[AIM]: Extract the lines that carry the string "import" from the listing.

[SUPPLIED DATA]:
## start

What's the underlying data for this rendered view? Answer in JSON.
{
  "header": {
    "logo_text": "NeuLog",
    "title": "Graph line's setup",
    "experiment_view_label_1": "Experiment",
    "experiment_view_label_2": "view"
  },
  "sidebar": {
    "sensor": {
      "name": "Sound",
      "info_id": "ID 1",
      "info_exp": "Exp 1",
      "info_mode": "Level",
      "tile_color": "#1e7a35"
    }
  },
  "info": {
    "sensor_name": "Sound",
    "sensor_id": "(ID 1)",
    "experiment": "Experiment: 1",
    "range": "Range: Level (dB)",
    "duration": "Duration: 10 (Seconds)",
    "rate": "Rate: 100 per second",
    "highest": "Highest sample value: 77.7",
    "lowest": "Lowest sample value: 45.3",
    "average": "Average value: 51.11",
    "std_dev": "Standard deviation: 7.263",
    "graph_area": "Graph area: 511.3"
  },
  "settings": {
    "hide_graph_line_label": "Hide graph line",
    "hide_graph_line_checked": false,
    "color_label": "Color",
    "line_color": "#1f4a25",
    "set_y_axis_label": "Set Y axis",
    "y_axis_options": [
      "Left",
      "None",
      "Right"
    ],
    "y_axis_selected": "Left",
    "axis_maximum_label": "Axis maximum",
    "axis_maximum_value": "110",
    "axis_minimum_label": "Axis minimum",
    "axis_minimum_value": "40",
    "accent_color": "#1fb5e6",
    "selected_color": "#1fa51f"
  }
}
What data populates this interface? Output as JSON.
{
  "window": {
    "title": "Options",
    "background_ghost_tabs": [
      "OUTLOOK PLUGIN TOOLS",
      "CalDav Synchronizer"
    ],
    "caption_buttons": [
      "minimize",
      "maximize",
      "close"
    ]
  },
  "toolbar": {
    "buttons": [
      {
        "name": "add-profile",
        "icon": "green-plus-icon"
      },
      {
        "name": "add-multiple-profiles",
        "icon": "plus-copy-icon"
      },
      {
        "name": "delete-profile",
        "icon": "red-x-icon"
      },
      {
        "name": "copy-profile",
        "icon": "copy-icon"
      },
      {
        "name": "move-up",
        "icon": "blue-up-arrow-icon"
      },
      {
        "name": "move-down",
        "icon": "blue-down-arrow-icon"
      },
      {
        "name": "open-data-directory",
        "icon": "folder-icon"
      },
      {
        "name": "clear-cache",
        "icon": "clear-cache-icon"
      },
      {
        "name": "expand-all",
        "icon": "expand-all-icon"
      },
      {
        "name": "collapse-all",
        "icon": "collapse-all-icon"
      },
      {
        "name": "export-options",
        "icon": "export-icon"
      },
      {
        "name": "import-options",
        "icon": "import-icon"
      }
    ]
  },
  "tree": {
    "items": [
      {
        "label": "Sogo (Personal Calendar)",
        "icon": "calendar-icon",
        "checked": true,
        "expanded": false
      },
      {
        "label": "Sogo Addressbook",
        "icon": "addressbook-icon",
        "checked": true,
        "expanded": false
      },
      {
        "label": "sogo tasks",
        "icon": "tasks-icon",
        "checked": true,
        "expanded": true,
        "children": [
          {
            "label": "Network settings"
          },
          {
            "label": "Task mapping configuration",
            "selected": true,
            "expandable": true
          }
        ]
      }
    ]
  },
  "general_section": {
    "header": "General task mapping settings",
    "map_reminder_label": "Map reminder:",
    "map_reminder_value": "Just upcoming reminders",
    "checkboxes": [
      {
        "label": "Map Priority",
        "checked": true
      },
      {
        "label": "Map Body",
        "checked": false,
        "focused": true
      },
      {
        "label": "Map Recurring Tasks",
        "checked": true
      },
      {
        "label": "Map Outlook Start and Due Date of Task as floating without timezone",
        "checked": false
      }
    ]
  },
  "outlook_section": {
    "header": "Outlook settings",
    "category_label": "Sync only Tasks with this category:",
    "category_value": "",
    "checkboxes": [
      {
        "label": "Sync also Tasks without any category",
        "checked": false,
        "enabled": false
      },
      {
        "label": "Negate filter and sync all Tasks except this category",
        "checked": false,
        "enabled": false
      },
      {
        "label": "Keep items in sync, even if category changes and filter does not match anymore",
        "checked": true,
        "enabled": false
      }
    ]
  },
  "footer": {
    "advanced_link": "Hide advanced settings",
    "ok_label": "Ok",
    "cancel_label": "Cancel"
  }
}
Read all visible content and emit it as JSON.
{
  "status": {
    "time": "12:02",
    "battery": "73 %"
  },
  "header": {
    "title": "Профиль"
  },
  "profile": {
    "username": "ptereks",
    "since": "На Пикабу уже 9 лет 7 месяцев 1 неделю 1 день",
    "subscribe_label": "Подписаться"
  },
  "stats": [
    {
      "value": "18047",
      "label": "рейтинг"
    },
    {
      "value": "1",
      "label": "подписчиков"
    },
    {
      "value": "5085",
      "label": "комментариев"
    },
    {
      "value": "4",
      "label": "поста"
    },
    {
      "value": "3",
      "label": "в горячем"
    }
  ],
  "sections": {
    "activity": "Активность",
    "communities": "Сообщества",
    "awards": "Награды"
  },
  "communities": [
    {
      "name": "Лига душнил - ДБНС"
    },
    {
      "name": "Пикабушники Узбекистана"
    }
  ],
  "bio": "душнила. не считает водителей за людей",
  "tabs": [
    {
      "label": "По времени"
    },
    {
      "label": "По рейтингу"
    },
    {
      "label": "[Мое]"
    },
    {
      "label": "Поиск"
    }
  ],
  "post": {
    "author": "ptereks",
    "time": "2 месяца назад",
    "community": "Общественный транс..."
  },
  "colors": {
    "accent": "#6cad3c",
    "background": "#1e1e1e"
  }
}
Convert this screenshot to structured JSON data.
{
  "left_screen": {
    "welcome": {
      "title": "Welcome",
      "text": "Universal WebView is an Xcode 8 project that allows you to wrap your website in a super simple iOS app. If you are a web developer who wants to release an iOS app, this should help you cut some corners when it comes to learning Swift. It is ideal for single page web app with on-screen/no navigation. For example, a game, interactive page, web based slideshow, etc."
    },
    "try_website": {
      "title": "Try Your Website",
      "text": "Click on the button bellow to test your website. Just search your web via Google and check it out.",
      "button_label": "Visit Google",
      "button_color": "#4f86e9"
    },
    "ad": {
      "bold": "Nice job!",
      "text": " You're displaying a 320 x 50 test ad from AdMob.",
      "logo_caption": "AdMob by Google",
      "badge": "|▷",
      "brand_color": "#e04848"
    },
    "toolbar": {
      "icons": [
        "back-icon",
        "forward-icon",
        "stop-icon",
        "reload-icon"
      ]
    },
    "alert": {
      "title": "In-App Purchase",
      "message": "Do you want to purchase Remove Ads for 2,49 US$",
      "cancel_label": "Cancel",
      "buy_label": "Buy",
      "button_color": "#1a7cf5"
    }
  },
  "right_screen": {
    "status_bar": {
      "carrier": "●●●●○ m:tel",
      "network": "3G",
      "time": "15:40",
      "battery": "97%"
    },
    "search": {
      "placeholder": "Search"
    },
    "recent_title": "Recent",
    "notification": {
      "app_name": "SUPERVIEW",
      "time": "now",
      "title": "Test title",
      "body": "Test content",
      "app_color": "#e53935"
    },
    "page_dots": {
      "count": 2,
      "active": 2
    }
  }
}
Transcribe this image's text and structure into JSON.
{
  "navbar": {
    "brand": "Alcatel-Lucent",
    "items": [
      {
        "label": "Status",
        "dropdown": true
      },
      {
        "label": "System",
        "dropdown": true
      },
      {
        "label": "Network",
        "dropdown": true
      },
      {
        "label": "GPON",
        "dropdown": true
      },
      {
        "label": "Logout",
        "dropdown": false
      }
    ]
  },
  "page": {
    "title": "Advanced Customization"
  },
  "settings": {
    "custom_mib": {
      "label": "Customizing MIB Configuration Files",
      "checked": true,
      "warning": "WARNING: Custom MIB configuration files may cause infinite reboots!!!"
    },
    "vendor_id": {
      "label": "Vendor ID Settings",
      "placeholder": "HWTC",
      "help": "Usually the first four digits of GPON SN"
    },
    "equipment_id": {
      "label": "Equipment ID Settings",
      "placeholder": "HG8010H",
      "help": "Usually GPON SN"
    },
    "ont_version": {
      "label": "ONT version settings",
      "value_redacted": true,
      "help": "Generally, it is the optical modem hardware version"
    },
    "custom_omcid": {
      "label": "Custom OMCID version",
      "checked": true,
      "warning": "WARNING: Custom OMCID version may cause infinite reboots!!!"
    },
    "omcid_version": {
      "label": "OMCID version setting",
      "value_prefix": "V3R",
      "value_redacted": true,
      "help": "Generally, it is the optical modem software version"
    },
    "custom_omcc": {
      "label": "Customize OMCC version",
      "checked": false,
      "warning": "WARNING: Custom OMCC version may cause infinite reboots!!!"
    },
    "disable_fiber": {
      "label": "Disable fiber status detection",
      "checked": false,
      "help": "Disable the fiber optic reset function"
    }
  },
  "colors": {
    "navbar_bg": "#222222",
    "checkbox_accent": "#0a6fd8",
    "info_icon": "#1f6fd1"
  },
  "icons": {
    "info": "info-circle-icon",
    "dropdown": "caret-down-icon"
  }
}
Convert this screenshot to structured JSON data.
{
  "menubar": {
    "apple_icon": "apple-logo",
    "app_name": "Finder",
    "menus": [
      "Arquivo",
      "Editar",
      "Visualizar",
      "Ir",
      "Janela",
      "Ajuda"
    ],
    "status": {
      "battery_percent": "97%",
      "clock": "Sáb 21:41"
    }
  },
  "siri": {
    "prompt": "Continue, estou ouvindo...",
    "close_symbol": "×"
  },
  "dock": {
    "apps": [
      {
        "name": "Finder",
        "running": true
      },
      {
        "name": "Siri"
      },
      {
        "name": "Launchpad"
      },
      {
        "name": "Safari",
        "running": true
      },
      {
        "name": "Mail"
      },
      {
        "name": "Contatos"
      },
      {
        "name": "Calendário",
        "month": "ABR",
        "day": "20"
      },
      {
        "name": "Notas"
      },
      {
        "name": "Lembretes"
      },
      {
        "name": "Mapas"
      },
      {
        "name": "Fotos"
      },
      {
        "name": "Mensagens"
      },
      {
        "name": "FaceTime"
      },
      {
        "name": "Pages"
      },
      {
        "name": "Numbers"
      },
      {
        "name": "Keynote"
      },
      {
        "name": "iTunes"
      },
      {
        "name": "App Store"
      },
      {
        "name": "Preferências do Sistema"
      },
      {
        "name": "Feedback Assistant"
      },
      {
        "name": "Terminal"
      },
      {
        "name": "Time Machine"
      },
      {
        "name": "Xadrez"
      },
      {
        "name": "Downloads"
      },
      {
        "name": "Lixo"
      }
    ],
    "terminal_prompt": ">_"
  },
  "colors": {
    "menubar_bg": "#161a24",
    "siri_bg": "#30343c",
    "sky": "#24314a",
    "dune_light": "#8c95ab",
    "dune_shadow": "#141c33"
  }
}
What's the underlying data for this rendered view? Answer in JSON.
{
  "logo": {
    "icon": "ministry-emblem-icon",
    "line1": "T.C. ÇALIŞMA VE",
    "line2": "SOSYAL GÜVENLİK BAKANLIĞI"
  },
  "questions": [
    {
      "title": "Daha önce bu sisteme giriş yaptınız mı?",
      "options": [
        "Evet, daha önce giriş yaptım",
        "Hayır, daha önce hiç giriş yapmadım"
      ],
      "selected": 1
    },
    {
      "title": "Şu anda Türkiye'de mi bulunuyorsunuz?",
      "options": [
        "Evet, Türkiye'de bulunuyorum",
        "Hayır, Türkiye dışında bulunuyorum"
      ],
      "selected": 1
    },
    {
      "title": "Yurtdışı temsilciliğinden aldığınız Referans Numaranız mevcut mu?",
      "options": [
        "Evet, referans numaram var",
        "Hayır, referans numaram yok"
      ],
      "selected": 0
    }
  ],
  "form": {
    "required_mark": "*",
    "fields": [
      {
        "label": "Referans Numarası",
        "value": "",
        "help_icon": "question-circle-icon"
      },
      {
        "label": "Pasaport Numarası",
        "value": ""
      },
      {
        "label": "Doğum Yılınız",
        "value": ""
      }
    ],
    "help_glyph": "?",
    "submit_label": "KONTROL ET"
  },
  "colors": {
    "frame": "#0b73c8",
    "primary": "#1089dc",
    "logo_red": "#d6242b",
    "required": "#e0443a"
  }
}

## end

[SOLUTION]:
        "name": "import-options",
        "icon": "import-icon"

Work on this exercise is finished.